::: Input for this task :::

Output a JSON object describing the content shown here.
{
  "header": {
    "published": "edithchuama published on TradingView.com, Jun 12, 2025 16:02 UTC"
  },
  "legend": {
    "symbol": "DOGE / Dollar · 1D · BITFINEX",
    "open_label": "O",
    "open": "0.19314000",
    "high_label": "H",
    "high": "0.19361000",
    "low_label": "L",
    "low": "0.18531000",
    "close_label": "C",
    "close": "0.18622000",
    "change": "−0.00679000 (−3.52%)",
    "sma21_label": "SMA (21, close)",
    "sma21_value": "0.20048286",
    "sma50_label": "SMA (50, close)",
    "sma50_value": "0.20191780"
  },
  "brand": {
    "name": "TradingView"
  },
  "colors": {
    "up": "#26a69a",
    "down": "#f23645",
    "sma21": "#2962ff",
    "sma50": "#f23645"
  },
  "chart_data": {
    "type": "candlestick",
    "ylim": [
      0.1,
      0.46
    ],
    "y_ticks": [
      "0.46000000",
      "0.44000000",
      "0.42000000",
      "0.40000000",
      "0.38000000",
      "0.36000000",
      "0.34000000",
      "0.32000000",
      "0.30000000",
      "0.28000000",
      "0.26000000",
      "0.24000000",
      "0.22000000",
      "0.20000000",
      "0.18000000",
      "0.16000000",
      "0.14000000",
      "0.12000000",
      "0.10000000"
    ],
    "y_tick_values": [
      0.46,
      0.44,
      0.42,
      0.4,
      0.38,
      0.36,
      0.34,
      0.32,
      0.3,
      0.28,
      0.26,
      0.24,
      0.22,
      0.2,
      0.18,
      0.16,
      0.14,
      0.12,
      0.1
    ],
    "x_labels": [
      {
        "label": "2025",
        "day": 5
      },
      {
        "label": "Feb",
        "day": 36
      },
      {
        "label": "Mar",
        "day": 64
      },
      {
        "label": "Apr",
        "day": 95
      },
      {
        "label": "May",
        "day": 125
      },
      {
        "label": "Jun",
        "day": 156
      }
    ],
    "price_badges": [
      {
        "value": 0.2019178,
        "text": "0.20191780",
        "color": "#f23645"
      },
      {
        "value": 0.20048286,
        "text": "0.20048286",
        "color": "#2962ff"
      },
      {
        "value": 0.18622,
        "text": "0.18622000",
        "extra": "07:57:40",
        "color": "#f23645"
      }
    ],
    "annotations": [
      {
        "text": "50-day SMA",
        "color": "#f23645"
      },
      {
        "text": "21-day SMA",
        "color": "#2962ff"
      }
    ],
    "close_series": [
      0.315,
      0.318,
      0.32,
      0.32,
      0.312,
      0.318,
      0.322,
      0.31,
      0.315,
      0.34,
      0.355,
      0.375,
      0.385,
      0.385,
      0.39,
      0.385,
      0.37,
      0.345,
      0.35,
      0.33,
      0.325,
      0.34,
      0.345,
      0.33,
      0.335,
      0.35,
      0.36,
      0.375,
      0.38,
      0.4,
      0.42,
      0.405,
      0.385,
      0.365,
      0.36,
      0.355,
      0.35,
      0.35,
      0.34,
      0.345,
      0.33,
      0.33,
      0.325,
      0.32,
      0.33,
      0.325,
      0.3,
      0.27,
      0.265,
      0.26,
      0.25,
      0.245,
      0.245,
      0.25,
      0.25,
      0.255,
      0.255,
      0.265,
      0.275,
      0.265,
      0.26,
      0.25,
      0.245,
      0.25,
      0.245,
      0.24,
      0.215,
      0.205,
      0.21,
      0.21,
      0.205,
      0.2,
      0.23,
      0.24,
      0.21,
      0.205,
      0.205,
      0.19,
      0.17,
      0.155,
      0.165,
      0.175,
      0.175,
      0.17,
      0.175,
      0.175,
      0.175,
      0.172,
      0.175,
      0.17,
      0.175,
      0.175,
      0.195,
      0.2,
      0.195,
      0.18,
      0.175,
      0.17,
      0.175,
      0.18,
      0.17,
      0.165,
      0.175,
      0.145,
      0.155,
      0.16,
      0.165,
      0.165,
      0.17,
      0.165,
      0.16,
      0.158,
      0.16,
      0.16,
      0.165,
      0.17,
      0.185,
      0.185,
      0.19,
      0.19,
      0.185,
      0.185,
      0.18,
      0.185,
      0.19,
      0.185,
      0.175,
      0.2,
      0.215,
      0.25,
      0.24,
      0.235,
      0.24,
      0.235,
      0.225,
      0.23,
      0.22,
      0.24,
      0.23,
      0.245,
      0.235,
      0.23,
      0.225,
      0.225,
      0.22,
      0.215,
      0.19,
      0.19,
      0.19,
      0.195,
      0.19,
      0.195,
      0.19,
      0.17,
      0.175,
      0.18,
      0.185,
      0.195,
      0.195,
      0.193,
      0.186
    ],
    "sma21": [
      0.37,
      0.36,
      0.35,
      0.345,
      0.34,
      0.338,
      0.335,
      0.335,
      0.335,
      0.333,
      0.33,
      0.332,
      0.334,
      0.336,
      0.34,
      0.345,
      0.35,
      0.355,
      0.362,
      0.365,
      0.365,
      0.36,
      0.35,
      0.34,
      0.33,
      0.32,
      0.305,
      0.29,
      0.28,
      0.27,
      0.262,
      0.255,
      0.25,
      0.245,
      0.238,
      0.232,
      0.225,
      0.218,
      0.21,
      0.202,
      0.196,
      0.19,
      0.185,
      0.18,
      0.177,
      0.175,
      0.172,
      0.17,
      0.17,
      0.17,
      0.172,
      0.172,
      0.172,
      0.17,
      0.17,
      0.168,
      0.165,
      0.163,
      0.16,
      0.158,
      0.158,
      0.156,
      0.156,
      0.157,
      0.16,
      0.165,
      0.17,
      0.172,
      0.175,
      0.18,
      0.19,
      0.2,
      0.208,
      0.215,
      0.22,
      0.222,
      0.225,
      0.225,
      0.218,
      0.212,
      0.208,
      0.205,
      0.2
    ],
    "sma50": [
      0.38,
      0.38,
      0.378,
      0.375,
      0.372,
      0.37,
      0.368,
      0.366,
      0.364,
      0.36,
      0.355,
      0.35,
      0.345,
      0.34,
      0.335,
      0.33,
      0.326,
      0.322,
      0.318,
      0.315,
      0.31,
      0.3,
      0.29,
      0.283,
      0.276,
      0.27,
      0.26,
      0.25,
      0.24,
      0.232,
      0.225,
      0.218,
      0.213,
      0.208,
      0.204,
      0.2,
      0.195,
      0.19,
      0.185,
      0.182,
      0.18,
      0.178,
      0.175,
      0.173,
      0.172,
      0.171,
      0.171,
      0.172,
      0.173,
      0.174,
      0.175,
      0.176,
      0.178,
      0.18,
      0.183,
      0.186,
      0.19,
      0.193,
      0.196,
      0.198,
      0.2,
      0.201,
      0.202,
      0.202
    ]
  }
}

:::

Direction: Count all lines of the data that include "text". The answer is the number alone.

Task answer: 5